EXERCISE:
Reproduce the records below exactly as given.

Rows from a dataset:
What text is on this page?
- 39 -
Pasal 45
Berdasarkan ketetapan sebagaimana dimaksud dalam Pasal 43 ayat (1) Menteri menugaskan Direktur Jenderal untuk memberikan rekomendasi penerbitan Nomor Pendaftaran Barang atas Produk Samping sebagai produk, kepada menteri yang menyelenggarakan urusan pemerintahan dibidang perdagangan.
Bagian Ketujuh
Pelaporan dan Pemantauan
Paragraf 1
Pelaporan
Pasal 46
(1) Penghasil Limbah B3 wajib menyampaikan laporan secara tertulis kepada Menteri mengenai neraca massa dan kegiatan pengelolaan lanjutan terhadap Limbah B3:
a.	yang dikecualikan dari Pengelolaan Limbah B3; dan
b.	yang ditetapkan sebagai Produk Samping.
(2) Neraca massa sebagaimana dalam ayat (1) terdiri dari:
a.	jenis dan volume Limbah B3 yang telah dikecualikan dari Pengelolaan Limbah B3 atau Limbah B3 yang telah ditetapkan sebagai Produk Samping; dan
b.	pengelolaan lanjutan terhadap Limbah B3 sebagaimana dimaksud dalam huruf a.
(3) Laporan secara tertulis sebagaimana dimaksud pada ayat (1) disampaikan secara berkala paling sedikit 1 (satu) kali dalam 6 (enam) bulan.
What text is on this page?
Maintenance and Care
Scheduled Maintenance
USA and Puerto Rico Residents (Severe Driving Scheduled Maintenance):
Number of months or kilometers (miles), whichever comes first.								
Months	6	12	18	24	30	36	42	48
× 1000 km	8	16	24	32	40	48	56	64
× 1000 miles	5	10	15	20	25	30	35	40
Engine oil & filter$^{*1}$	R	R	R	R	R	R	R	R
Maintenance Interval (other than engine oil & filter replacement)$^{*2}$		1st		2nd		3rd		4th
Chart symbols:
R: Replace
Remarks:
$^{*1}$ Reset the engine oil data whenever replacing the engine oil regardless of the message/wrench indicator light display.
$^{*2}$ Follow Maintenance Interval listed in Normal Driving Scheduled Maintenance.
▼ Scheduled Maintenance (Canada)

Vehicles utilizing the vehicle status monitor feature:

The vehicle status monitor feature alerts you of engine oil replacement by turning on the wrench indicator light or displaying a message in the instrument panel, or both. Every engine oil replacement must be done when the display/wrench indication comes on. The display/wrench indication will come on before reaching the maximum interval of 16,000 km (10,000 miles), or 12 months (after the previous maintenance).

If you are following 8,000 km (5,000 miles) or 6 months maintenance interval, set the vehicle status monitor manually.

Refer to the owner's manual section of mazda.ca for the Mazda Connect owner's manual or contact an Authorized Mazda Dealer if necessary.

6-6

THE ANSWER:
What text is on this page?
- 39 -
Pasal 45
Berdasarkan ketetapan sebagaimana dimaksud dalam Pasal 43 ayat (1) Menteri menugaskan Direktur Jenderal untuk memberikan rekomendasi penerbitan Nomor Pendaftaran Barang atas Produk Samping sebagai produk, kepada menteri yang menyelenggarakan urusan pemerintahan dibidang perdagangan.
Bagian Ketujuh
Pelaporan dan Pemantauan
Paragraf 1
Pelaporan
Pasal 46
(1) Penghasil Limbah B3 wajib menyampaikan laporan secara tertulis kepada Menteri mengenai neraca massa dan kegiatan pengelolaan lanjutan terhadap Limbah B3:
a.	yang dikecualikan dari Pengelolaan Limbah B3; dan
b.	yang ditetapkan sebagai Produk Samping.
(2) Neraca massa sebagaimana dalam ayat (1) terdiri dari:
a.	jenis dan volume Limbah B3 yang telah dikecualikan dari Pengelolaan Limbah B3 atau Limbah B3 yang telah ditetapkan sebagai Produk Samping; dan
b.	pengelolaan lanjutan terhadap Limbah B3 sebagaimana dimaksud dalam huruf a.
(3) Laporan secara tertulis sebagaimana dimaksud pada ayat (1) disampaikan secara berkala paling sedikit 1 (satu) kali dalam 6 (enam) bulan.
What text is on this page?
Maintenance and Care
Scheduled Maintenance
USA and Puerto Rico Residents (Severe Driving Scheduled Maintenance):
Number of months or kilometers (miles), whichever comes first.								
Months	6	12	18	24	30	36	42	48
× 1000 km	8	16	24	32	40	48	56	64
× 1000 miles	5	10	15	20	25	30	35	40
Engine oil & filter$^{*1}$	R	R	R	R	R	R	R	R
Maintenance Interval (other than engine oil & filter replacement)$^{*2}$		1st		2nd		3rd		4th
Chart symbols:
R: Replace
Remarks:
$^{*1}$ Reset the engine oil data whenever replacing the engine oil regardless of the message/wrench indicator light display.
$^{*2}$ Follow Maintenance Interval listed in Normal Driving Scheduled Maintenance.
▼ Scheduled Maintenance (Canada)

Vehicles utilizing the vehicle status monitor feature:

The vehicle status monitor feature alerts you of engine oil replacement by turning on the wrench indicator light or displaying a message in the instrument panel, or both. Every engine oil replacement must be done when the display/wrench indication comes on. The display/wrench indication will come on before reaching the maximum interval of 16,000 km (10,000 miles), or 12 months (after the previous maintenance).

If you are following 8,000 km (5,000 miles) or 6 months maintenance interval, set the vehicle status monitor manually.

Refer to the owner's manual section of mazda.ca for the Mazda Connect owner's manual or contact an Authorized Mazda Dealer if necessary.

6-6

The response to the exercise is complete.